(Records from a dataset)
----------

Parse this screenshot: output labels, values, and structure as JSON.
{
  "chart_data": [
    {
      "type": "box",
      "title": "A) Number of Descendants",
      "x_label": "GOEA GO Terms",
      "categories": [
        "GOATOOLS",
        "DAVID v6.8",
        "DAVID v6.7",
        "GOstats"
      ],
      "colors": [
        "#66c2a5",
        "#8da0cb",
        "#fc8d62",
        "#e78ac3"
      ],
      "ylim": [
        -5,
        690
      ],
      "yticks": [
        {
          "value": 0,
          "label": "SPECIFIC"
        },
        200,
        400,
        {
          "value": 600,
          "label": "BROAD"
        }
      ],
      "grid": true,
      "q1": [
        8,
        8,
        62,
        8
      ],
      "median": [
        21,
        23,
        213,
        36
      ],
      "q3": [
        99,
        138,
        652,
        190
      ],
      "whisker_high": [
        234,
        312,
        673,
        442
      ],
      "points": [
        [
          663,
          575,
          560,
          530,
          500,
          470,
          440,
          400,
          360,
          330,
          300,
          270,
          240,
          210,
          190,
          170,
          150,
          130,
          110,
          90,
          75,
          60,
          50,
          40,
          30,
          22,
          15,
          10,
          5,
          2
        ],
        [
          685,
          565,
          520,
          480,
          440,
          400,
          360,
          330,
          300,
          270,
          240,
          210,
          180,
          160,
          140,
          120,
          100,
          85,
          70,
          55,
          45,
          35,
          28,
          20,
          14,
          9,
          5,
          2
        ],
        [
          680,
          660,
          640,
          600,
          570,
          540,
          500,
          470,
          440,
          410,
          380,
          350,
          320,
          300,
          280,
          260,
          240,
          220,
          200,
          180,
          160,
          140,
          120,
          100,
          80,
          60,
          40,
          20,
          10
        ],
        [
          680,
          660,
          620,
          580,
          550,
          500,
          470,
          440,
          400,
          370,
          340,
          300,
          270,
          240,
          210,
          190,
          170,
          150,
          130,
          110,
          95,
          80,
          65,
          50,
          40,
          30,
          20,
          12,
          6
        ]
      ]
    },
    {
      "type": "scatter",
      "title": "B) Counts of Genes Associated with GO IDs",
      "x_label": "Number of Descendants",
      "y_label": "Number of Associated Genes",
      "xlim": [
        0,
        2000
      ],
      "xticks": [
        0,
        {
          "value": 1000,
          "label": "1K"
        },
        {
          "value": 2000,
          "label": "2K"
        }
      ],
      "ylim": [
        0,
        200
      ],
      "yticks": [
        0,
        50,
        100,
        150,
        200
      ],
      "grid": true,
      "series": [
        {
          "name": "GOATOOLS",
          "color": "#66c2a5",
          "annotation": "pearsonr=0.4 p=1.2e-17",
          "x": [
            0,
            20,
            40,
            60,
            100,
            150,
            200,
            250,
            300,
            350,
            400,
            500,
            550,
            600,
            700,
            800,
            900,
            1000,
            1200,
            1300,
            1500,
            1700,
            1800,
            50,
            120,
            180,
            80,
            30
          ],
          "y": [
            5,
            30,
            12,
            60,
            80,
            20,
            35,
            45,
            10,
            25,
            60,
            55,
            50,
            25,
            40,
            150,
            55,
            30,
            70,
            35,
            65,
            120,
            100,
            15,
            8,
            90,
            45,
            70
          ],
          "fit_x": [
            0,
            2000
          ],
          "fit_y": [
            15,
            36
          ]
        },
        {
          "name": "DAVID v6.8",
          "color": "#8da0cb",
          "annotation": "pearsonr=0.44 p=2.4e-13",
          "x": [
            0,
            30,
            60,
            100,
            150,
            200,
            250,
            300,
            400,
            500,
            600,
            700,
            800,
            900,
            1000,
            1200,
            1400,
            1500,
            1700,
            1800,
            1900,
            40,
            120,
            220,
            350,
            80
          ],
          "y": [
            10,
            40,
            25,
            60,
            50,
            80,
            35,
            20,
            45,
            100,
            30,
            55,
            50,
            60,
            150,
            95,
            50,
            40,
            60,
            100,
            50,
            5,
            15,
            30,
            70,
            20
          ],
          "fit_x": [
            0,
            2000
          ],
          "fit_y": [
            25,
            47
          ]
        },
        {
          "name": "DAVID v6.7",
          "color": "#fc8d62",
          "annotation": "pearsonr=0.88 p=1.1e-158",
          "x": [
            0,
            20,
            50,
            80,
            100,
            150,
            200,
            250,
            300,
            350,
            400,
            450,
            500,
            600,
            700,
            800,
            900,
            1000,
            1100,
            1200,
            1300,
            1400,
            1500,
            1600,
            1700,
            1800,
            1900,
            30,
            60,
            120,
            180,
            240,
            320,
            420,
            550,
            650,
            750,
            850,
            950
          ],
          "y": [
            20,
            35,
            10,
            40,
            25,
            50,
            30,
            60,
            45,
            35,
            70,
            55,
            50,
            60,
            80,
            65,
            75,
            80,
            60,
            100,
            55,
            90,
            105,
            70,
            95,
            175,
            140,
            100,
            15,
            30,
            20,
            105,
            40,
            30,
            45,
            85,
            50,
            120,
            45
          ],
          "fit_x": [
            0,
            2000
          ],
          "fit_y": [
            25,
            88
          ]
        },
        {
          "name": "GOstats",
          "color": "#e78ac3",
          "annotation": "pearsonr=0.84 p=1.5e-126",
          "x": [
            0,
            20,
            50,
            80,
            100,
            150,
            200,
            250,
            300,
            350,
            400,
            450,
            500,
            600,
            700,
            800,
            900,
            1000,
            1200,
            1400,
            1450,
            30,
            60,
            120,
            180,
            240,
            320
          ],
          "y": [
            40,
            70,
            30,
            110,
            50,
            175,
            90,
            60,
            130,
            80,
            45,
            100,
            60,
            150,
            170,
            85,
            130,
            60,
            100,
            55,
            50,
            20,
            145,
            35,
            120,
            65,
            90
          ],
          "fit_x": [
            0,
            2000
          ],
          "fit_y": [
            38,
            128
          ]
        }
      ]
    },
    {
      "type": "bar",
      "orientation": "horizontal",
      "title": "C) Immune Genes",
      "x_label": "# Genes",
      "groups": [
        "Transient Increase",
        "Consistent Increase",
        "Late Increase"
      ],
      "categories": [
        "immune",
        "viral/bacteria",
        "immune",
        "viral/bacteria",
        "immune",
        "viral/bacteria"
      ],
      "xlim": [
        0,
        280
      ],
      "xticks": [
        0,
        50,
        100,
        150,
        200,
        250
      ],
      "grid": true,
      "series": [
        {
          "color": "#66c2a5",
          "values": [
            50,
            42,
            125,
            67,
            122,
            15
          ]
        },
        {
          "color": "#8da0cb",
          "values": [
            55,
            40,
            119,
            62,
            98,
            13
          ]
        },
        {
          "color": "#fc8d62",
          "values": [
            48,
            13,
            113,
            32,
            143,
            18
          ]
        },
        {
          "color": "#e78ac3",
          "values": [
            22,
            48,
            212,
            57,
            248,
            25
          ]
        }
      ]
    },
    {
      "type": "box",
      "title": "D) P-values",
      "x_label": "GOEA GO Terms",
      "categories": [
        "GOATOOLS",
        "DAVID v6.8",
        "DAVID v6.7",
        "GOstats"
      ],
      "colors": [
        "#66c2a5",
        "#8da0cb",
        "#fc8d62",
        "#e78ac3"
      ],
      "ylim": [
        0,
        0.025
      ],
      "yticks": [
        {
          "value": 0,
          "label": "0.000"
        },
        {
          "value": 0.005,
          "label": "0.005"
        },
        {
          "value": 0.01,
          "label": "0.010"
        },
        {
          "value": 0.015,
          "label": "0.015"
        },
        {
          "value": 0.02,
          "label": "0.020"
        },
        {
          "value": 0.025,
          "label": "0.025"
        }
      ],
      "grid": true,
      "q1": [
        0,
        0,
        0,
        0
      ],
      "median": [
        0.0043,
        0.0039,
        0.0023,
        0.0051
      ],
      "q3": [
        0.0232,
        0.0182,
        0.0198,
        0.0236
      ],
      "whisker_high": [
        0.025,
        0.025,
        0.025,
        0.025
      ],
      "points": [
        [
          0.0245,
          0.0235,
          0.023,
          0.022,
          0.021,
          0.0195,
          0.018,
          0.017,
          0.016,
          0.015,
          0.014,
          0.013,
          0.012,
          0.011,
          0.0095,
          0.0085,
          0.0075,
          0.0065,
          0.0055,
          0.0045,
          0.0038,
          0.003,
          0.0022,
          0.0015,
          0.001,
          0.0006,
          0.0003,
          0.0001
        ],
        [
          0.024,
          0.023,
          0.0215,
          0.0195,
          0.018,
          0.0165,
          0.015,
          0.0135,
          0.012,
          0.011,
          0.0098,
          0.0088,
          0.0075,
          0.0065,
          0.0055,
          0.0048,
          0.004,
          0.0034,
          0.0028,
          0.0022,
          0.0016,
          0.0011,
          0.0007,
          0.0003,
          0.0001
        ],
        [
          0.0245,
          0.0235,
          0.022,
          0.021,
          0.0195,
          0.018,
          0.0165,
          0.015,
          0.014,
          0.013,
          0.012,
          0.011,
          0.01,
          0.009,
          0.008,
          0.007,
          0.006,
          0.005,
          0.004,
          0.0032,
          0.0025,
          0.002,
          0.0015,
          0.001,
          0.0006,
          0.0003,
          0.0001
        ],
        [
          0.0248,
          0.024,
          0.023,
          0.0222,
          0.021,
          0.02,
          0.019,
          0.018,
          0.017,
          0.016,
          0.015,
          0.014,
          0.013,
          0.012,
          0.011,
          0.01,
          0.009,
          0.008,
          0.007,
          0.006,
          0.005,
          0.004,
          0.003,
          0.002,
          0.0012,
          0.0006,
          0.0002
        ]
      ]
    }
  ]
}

----------

About this task: Scan the data for lines containing "annotation" and copy all of them.

Problem solution:
          "annotation": "pearsonr=0.4 p=1.2e-17",
          "annotation": "pearsonr=0.44 p=2.4e-13",
          "annotation": "pearsonr=0.88 p=1.1e-158",
          "annotation": "pearsonr=0.84 p=1.5e-126",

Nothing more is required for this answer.